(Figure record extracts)

--- begin ---

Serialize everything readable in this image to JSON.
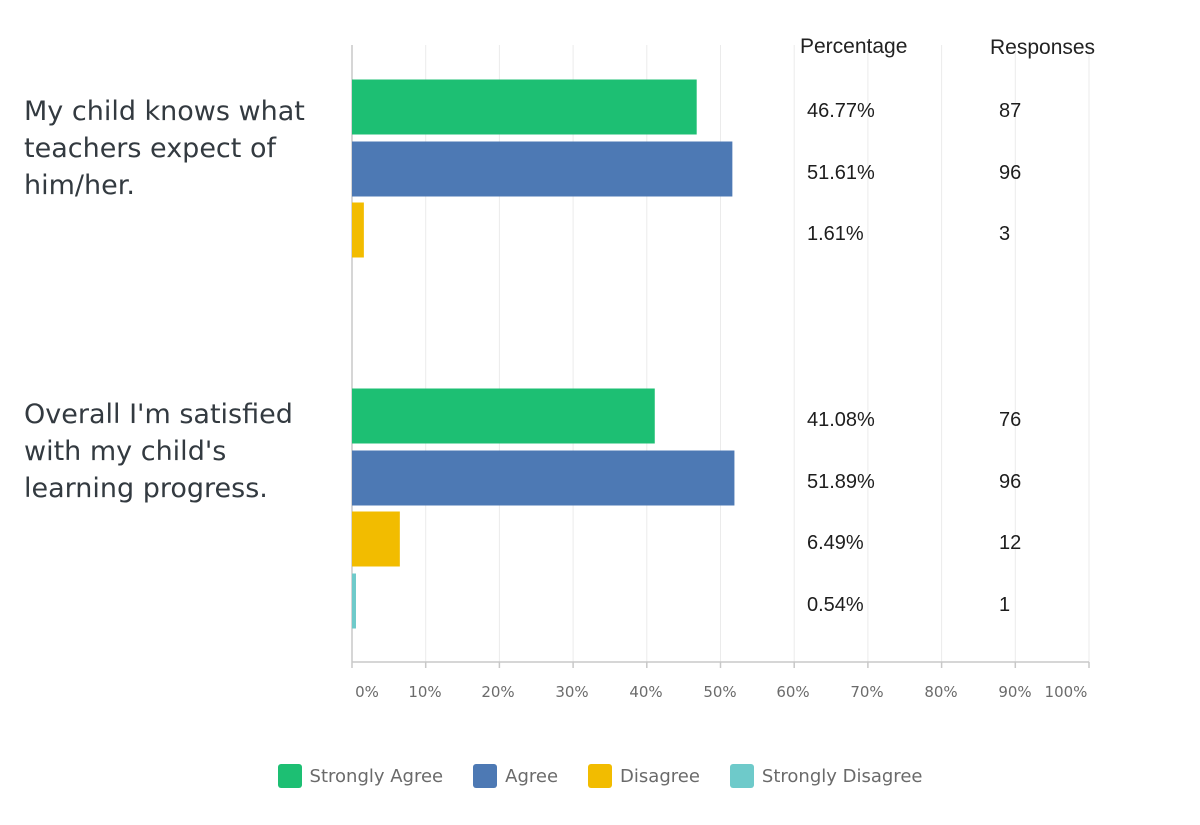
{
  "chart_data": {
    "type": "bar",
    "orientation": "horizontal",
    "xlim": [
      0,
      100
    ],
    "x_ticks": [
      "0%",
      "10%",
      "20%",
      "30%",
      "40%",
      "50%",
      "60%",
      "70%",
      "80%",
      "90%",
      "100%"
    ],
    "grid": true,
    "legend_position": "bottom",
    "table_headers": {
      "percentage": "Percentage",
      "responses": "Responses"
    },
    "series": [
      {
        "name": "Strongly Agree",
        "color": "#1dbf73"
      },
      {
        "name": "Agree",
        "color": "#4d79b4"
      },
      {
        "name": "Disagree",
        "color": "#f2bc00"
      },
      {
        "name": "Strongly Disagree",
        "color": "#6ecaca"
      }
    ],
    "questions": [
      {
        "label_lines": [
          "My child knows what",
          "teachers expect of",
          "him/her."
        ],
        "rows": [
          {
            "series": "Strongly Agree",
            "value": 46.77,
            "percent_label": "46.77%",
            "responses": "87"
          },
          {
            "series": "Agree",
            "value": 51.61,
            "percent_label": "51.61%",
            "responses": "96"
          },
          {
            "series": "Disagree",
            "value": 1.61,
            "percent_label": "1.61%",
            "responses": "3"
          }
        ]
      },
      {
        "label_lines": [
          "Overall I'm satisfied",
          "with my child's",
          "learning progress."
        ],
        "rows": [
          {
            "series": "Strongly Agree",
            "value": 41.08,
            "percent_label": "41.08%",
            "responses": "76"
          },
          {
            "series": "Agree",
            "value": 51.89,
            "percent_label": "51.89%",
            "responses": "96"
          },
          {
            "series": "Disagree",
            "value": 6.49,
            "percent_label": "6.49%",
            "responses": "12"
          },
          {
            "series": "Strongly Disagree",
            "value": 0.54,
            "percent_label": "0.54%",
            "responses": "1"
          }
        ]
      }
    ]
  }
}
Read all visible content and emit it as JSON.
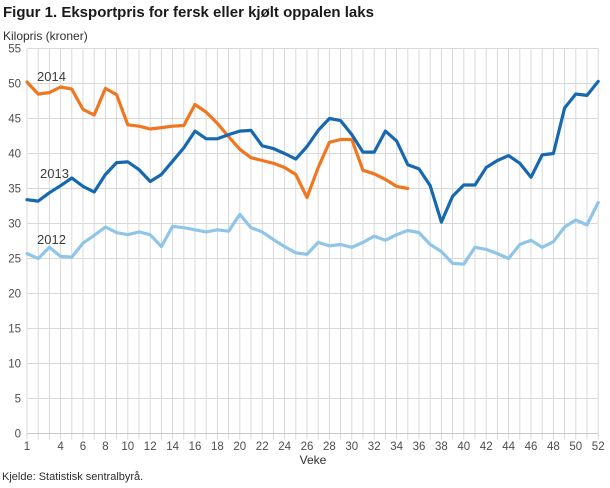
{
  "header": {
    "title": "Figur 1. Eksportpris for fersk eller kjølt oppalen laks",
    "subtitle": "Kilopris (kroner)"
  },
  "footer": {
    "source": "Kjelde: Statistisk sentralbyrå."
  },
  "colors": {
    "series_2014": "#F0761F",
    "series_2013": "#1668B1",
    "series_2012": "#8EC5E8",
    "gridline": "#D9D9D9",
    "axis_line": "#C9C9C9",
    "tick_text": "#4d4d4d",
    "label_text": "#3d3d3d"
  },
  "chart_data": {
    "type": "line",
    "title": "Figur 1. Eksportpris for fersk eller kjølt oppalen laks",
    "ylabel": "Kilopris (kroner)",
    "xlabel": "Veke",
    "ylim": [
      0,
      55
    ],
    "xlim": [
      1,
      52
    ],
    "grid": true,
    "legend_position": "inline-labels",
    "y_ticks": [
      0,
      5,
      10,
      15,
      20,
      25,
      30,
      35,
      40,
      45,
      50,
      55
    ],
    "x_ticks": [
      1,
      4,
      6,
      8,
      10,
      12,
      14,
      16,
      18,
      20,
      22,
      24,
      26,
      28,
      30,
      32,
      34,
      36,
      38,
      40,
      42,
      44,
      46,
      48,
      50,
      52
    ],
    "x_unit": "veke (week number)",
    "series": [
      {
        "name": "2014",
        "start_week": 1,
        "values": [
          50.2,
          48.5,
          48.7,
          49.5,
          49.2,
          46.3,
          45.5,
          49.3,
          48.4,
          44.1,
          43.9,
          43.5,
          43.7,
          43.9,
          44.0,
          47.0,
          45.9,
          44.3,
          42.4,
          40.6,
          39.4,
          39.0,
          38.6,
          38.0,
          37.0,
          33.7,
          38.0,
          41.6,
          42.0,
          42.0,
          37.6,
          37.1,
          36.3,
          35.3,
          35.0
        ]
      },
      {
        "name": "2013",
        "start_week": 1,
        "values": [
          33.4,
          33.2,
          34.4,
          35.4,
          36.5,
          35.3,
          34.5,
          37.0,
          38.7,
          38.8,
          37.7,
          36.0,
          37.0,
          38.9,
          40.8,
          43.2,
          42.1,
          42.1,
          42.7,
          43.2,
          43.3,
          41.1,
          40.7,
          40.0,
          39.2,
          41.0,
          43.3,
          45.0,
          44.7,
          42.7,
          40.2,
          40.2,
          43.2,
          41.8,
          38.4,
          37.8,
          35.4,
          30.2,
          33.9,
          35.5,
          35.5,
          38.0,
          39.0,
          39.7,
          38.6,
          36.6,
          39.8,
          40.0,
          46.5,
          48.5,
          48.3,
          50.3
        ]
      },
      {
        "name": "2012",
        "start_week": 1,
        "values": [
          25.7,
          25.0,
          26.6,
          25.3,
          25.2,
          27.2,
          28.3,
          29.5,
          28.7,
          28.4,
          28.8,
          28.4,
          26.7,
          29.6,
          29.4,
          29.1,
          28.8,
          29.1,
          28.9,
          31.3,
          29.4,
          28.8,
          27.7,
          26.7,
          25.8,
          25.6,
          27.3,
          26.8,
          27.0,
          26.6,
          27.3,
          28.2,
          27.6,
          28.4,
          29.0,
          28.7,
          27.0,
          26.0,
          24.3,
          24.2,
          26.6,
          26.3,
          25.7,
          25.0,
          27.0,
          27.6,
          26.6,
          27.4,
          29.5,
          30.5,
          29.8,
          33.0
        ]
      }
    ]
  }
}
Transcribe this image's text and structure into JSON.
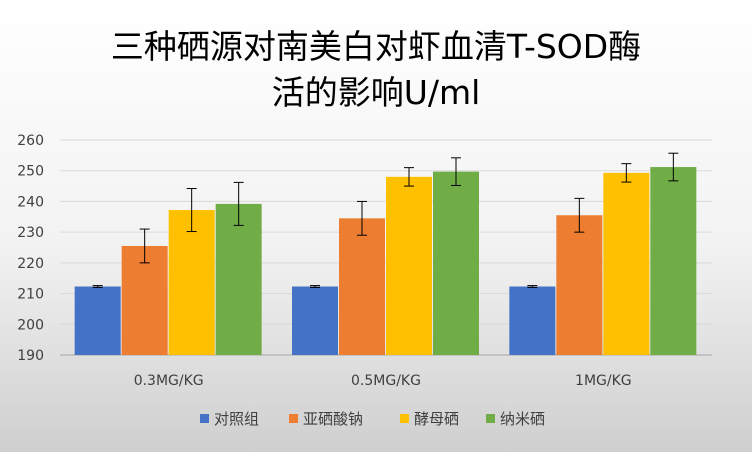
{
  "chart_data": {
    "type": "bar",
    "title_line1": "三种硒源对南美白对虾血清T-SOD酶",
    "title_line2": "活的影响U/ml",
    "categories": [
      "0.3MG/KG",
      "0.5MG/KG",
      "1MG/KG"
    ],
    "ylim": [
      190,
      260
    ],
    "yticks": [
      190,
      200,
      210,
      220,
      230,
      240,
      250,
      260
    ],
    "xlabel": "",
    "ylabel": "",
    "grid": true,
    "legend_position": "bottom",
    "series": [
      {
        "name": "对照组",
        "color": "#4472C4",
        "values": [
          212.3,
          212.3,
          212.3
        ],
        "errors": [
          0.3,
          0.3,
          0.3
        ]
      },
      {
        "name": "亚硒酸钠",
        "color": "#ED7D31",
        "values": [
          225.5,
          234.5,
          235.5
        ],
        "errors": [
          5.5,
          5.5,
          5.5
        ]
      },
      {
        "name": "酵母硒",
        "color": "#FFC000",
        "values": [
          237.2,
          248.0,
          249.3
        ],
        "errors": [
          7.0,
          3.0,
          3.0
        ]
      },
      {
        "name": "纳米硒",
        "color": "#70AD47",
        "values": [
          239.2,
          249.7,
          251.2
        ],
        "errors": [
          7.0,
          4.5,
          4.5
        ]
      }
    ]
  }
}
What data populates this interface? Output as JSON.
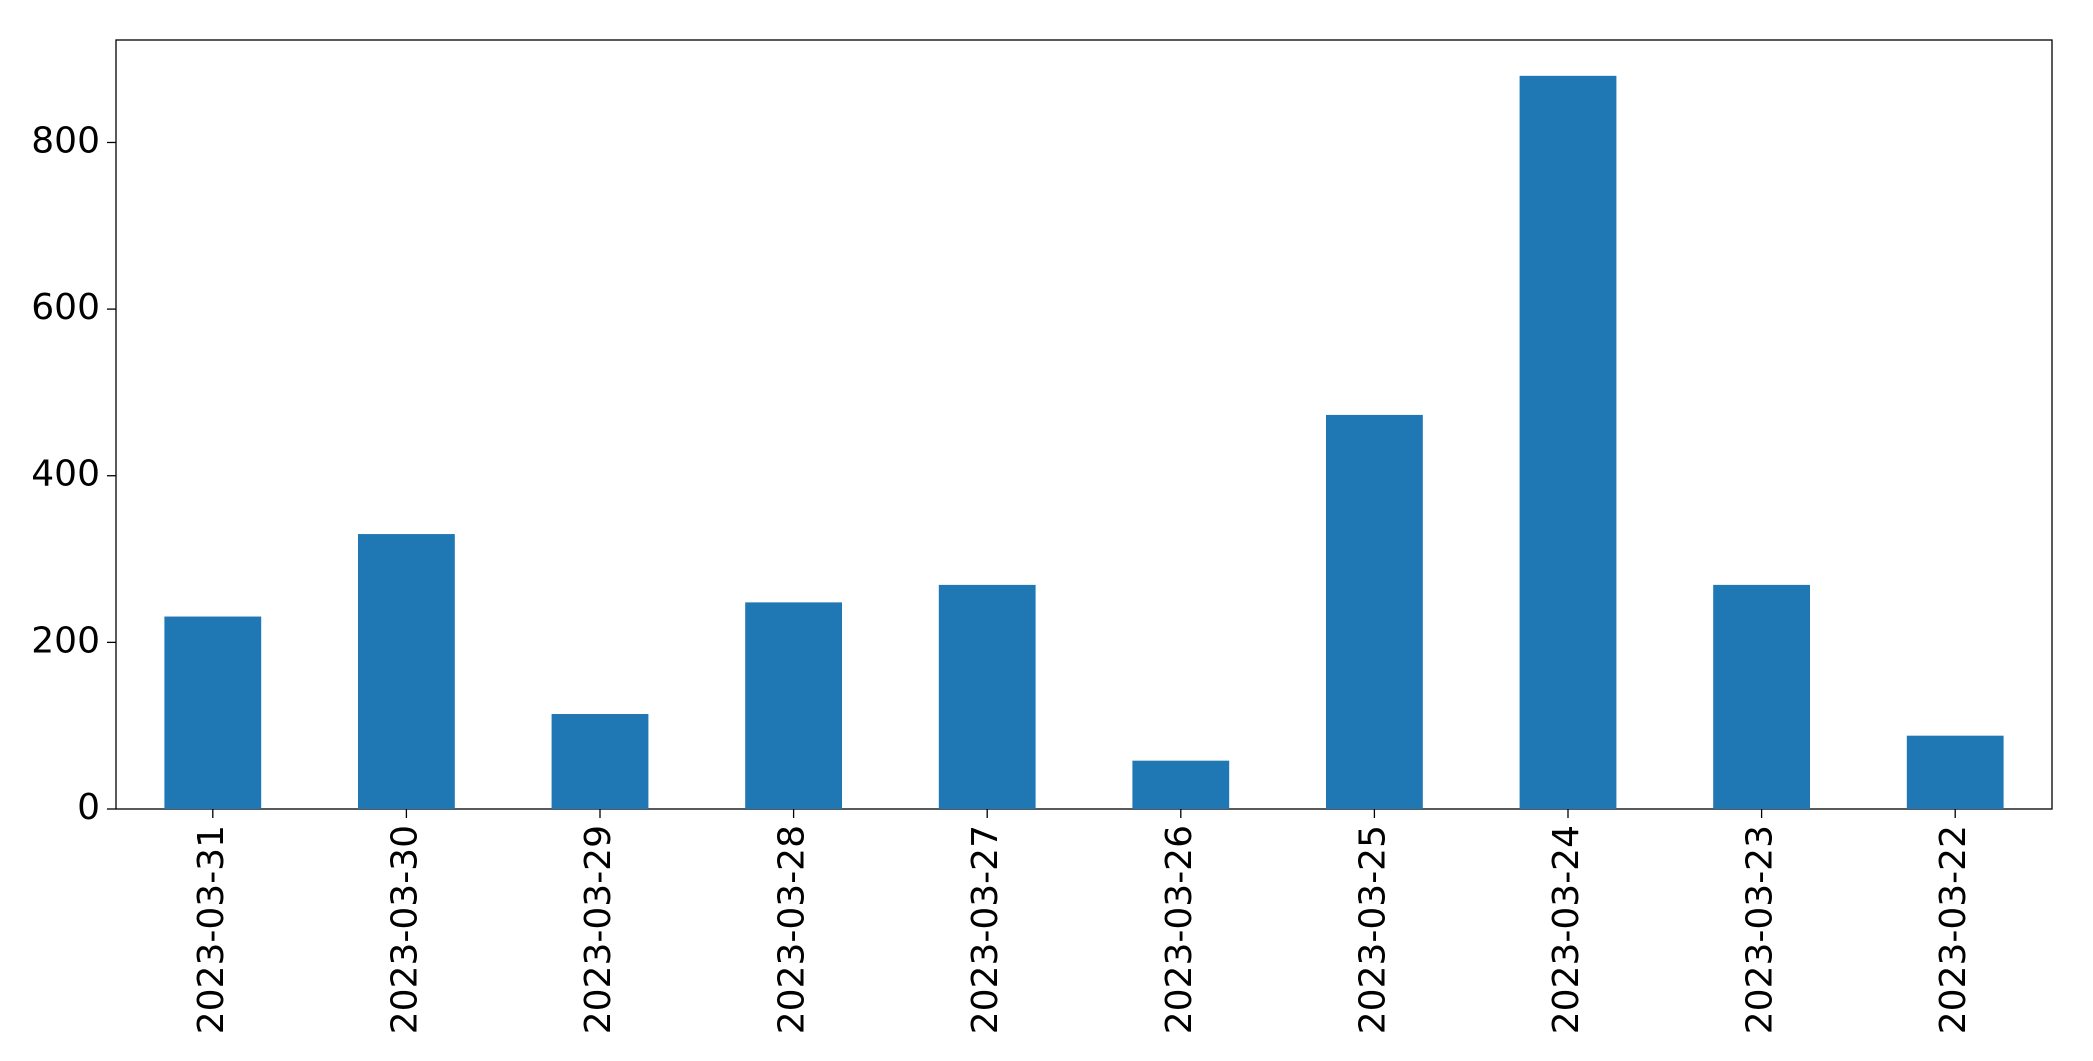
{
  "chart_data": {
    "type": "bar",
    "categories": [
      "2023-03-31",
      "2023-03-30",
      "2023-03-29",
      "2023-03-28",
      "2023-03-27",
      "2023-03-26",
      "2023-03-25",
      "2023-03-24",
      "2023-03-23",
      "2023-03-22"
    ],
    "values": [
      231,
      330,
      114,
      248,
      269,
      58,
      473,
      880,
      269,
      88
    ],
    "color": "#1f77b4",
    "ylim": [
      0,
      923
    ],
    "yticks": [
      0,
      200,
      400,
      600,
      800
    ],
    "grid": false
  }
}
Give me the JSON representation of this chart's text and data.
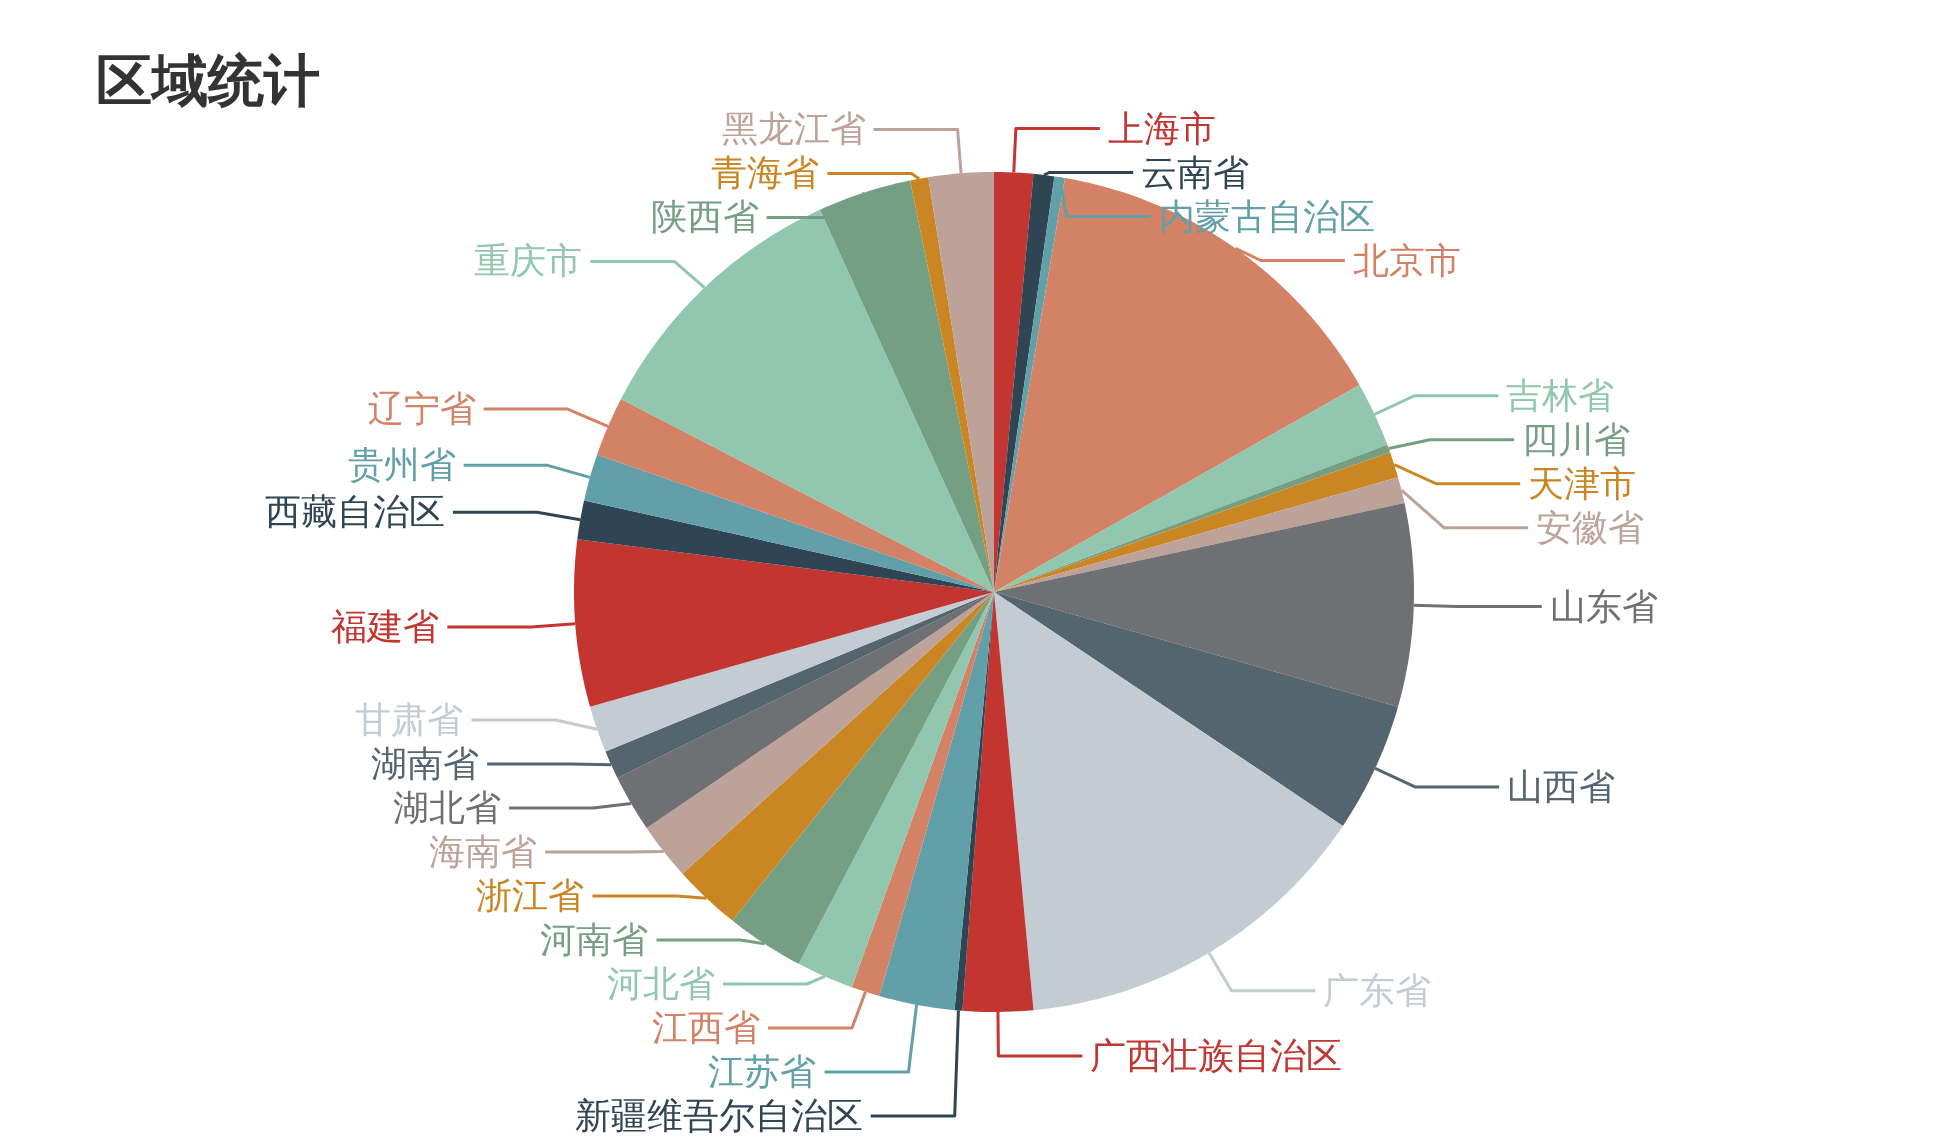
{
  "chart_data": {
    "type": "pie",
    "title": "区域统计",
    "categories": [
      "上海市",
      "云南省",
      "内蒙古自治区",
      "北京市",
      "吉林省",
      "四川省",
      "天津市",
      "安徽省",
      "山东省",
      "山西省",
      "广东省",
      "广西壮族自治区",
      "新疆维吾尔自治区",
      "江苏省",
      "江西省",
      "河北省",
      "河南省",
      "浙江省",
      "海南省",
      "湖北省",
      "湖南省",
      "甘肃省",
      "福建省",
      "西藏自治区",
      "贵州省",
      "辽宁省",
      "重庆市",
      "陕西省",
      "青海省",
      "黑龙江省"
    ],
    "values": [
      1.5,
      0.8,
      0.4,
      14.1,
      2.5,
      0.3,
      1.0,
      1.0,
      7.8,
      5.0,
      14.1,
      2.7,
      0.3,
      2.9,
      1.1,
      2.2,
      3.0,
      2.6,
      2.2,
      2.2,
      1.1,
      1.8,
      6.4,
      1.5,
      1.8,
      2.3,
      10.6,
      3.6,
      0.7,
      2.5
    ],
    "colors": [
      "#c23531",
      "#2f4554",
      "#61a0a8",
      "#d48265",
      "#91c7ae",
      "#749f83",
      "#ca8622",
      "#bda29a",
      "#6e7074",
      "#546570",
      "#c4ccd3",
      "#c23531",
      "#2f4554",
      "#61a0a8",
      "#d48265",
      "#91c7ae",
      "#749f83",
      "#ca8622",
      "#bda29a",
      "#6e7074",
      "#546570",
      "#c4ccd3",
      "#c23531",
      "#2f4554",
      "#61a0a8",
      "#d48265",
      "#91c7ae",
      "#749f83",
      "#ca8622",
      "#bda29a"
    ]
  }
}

--- end ---

**Job**
Which lines in the listing above hold the word "Disagree"? Show each of them.

**Response for this exercise**
        "name": "Disagree",
        "name": "Strongly Disagree",
            "series": "Disagree",
            "series": "Disagree",
            "series": "Strongly Disagree",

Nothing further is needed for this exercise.